> **WORK REQUIRED**:
Copy the records from their first line through the line containing "- text-line: In the rear", reproducing each line unchanged.

Saved dataset items
========================================

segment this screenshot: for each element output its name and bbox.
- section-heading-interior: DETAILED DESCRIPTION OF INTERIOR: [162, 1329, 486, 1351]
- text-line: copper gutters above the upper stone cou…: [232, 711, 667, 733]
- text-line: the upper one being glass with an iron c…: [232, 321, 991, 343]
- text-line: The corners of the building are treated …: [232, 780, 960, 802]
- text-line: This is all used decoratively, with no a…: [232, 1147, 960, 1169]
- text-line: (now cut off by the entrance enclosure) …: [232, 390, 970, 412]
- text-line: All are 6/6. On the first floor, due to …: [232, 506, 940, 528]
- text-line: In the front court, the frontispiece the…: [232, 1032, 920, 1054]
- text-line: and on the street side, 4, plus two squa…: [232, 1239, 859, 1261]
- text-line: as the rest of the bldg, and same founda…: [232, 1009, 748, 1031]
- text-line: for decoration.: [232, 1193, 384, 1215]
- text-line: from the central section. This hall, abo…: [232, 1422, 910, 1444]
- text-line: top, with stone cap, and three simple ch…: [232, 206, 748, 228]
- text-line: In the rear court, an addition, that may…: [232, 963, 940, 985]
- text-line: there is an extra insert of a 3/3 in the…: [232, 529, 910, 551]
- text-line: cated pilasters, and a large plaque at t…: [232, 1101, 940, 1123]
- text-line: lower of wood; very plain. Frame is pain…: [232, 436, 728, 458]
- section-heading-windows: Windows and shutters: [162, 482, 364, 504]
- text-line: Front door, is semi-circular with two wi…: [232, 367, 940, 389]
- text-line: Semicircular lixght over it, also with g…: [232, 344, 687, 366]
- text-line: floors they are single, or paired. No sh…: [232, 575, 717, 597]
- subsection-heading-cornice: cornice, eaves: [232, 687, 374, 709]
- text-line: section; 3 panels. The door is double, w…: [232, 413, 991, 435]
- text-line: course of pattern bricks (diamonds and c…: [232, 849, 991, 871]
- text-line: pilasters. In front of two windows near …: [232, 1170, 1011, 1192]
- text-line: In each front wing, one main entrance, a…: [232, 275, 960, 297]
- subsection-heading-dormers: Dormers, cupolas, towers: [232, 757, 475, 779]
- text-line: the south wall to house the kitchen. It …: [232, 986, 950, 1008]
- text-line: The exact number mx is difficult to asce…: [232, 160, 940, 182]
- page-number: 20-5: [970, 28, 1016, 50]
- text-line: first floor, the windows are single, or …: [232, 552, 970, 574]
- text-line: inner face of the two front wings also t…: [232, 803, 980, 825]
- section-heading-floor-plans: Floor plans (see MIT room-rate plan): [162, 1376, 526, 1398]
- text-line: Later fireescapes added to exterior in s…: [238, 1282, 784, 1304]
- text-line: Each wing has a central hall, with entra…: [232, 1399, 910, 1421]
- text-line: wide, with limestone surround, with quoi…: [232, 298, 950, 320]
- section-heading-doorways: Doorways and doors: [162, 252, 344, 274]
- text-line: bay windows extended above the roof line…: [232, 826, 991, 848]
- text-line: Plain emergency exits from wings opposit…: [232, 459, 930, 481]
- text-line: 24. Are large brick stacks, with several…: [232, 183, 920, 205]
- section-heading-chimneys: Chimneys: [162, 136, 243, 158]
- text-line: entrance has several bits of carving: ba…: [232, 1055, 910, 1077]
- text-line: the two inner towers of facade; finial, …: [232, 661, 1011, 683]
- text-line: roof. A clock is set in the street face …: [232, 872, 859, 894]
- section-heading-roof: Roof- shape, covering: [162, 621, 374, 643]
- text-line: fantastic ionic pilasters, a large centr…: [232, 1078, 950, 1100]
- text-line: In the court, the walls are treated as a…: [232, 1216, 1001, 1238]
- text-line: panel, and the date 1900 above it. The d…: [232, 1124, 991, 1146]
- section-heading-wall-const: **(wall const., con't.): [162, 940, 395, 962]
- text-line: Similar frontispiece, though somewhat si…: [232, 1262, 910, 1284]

========================================

> **FULL SOLUTION**:
segment this screenshot: for each element output its name and bbox.
- section-heading-interior: DETAILED DESCRIPTION OF INTERIOR: [162, 1329, 486, 1351]
- text-line: copper gutters above the upper stone cou…: [232, 711, 667, 733]
- text-line: the upper one being glass with an iron c…: [232, 321, 991, 343]
- text-line: The corners of the building are treated …: [232, 780, 960, 802]
- text-line: This is all used decoratively, with no a…: [232, 1147, 960, 1169]
- text-line: (now cut off by the entrance enclosure) …: [232, 390, 970, 412]
- text-line: All are 6/6. On the first floor, due to …: [232, 506, 940, 528]
- text-line: In the front court, the frontispiece the…: [232, 1032, 920, 1054]
- text-line: and on the street side, 4, plus two squa…: [232, 1239, 859, 1261]
- text-line: as the rest of the bldg, and same founda…: [232, 1009, 748, 1031]
- text-line: for decoration.: [232, 1193, 384, 1215]
- text-line: from the central section. This hall, abo…: [232, 1422, 910, 1444]
- text-line: top, with stone cap, and three simple ch…: [232, 206, 748, 228]
- text-line: In the rear court, an addition, that may…: [232, 963, 940, 985]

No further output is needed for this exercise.